Do this: Print the listing below in its entirety, character for character.

A block of data
▬▬▬▬▬▬▬▬▬▬

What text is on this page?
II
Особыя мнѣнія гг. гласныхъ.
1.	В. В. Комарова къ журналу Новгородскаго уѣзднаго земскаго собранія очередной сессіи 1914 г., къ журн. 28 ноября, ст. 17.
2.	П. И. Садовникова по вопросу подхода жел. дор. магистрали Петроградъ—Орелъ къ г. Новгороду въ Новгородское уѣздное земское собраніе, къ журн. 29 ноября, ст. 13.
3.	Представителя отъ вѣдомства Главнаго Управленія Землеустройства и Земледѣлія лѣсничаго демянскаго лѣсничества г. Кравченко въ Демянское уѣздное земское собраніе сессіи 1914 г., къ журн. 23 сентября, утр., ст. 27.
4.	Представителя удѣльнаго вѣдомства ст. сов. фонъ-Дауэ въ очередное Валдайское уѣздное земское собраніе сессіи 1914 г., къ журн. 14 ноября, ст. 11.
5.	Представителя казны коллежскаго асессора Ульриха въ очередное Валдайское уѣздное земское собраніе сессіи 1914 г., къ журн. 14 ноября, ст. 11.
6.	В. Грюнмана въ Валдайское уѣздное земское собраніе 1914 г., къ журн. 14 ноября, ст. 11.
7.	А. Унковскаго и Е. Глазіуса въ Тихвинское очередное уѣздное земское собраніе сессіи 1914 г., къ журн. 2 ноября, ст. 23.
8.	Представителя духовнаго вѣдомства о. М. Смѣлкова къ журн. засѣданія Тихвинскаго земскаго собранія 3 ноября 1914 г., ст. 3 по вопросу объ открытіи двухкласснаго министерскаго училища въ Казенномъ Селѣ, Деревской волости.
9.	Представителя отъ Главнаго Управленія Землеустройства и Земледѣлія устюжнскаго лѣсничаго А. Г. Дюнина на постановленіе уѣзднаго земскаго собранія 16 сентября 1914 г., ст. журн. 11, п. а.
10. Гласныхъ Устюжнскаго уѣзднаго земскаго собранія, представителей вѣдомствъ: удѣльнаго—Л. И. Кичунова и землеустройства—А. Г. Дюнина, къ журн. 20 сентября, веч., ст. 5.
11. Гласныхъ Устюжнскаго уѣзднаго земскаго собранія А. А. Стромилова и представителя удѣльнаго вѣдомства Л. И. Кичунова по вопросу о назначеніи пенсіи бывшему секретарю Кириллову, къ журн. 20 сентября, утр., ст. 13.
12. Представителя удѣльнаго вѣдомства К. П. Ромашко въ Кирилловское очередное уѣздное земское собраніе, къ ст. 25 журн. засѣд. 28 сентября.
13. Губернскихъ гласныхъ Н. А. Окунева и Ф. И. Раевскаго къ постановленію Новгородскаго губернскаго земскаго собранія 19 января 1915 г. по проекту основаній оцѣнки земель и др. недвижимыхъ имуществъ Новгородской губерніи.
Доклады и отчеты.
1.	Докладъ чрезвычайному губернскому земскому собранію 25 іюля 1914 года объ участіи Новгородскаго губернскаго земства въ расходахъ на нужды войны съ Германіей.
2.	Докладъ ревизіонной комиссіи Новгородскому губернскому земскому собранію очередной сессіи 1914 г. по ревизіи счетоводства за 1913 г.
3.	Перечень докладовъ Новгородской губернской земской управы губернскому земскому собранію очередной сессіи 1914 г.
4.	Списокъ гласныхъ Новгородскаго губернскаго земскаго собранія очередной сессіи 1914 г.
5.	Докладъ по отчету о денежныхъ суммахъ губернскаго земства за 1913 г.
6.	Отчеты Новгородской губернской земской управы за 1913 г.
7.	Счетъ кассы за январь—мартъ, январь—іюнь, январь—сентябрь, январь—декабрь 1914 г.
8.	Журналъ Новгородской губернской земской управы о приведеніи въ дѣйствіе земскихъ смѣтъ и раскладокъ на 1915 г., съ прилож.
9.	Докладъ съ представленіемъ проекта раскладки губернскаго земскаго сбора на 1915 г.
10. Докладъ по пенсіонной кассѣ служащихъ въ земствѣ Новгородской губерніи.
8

▬▬▬▬▬▬▬▬▬▬

Expected output:
What text is on this page?
II
Особыя мнѣнія гг. гласныхъ.
1.	В. В. Комарова къ журналу Новгородскаго уѣзднаго земскаго собранія очередной сессіи 1914 г., къ журн. 28 ноября, ст. 17.
2.	П. И. Садовникова по вопросу подхода жел. дор. магистрали Петроградъ—Орелъ къ г. Новгороду въ Новгородское уѣздное земское собраніе, къ журн. 29 ноября, ст. 13.
3.	Представителя отъ вѣдомства Главнаго Управленія Землеустройства и Земледѣлія лѣсничаго демянскаго лѣсничества г. Кравченко въ Демянское уѣздное земское собраніе сессіи 1914 г., къ журн. 23 сентября, утр., ст. 27.
4.	Представителя удѣльнаго вѣдомства ст. сов. фонъ-Дауэ въ очередное Валдайское уѣздное земское собраніе сессіи 1914 г., къ журн. 14 ноября, ст. 11.
5.	Представителя казны коллежскаго асессора Ульриха въ очередное Валдайское уѣздное земское собраніе сессіи 1914 г., къ журн. 14 ноября, ст. 11.
6.	В. Грюнмана въ Валдайское уѣздное земское собраніе 1914 г., къ журн. 14 ноября, ст. 11.
7.	А. Унковскаго и Е. Глазіуса въ Тихвинское очередное уѣздное земское собраніе сессіи 1914 г., къ журн. 2 ноября, ст. 23.
8.	Представителя духовнаго вѣдомства о. М. Смѣлкова къ журн. засѣданія Тихвинскаго земскаго собранія 3 ноября 1914 г., ст. 3 по вопросу объ открытіи двухкласснаго министерскаго училища въ Казенномъ Селѣ, Деревской волости.
9.	Представителя отъ Главнаго Управленія Землеустройства и Земледѣлія устюжнскаго лѣсничаго А. Г. Дюнина на постановленіе уѣзднаго земскаго собранія 16 сентября 1914 г., ст. журн. 11, п. а.
10. Гласныхъ Устюжнскаго уѣзднаго земскаго собранія, представителей вѣдомствъ: удѣльнаго—Л. И. Кичунова и землеустройства—А. Г. Дюнина, къ журн. 20 сентября, веч., ст. 5.
11. Гласныхъ Устюжнскаго уѣзднаго земскаго собранія А. А. Стромилова и представителя удѣльнаго вѣдомства Л. И. Кичунова по вопросу о назначеніи пенсіи бывшему секретарю Кириллову, къ журн. 20 сентября, утр., ст. 13.
12. Представителя удѣльнаго вѣдомства К. П. Ромашко въ Кирилловское очередное уѣздное земское собраніе, къ ст. 25 журн. засѣд. 28 сентября.
13. Губернскихъ гласныхъ Н. А. Окунева и Ф. И. Раевскаго къ постановленію Новгородскаго губернскаго земскаго собранія 19 января 1915 г. по проекту основаній оцѣнки земель и др. недвижимыхъ имуществъ Новгородской губерніи.
Доклады и отчеты.
1.	Докладъ чрезвычайному губернскому земскому собранію 25 іюля 1914 года объ участіи Новгородскаго губернскаго земства въ расходахъ на нужды войны съ Германіей.
2.	Докладъ ревизіонной комиссіи Новгородскому губернскому земскому собранію очередной сессіи 1914 г. по ревизіи счетоводства за 1913 г.
3.	Перечень докладовъ Новгородской губернской земской управы губернскому земскому собранію очередной сессіи 1914 г.
4.	Списокъ гласныхъ Новгородскаго губернскаго земскаго собранія очередной сессіи 1914 г.
5.	Докладъ по отчету о денежныхъ суммахъ губернскаго земства за 1913 г.
6.	Отчеты Новгородской губернской земской управы за 1913 г.
7.	Счетъ кассы за январь—мартъ, январь—іюнь, январь—сентябрь, январь—декабрь 1914 г.
8.	Журналъ Новгородской губернской земской управы о приведеніи въ дѣйствіе земскихъ смѣтъ и раскладокъ на 1915 г., съ прилож.
9.	Докладъ съ представленіемъ проекта раскладки губернскаго земскаго сбора на 1915 г.
10. Докладъ по пенсіонной кассѣ служащихъ въ земствѣ Новгородской губерніи.
8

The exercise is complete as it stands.